(Stored entries)
:::
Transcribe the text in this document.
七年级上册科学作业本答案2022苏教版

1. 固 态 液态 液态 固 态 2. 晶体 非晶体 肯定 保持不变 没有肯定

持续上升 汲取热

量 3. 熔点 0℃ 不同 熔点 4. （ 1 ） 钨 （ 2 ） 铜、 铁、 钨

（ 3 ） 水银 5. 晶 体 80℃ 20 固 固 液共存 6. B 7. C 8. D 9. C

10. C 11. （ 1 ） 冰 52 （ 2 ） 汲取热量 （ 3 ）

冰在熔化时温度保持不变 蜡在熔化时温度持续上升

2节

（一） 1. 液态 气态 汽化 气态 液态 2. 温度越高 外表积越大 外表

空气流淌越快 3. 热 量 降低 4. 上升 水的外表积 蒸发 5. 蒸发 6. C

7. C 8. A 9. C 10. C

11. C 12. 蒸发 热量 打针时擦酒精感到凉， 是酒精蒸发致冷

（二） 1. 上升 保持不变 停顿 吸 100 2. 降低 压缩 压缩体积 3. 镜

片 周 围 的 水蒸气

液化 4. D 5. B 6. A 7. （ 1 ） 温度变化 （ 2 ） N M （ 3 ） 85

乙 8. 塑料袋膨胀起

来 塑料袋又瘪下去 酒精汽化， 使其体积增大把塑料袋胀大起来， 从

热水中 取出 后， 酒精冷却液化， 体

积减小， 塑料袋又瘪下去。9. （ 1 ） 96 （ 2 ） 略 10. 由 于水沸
:::
> THE PROBLEM: Type out the entries again, word for word.

> WRITTEN SOLUTION:
Transcribe the text in this document.
七年级上册科学作业本答案2022苏教版

1. 固 态 液态 液态 固 态 2. 晶体 非晶体 肯定 保持不变 没有肯定

持续上升 汲取热

量 3. 熔点 0℃ 不同 熔点 4. （ 1 ） 钨 （ 2 ） 铜、 铁、 钨

（ 3 ） 水银 5. 晶 体 80℃ 20 固 固 液共存 6. B 7. C 8. D 9. C

10. C 11. （ 1 ） 冰 52 （ 2 ） 汲取热量 （ 3 ）

冰在熔化时温度保持不变 蜡在熔化时温度持续上升

2节

（一） 1. 液态 气态 汽化 气态 液态 2. 温度越高 外表积越大 外表

空气流淌越快 3. 热 量 降低 4. 上升 水的外表积 蒸发 5. 蒸发 6. C

7. C 8. A 9. C 10. C

11. C 12. 蒸发 热量 打针时擦酒精感到凉， 是酒精蒸发致冷

（二） 1. 上升 保持不变 停顿 吸 100 2. 降低 压缩 压缩体积 3. 镜

片 周 围 的 水蒸气

液化 4. D 5. B 6. A 7. （ 1 ） 温度变化 （ 2 ） N M （ 3 ） 85

乙 8. 塑料袋膨胀起

来 塑料袋又瘪下去 酒精汽化， 使其体积增大把塑料袋胀大起来， 从

热水中 取出 后， 酒精冷却液化， 体

积减小， 塑料袋又瘪下去。9. （ 1 ） 96 （ 2 ） 略 10. 由 于水沸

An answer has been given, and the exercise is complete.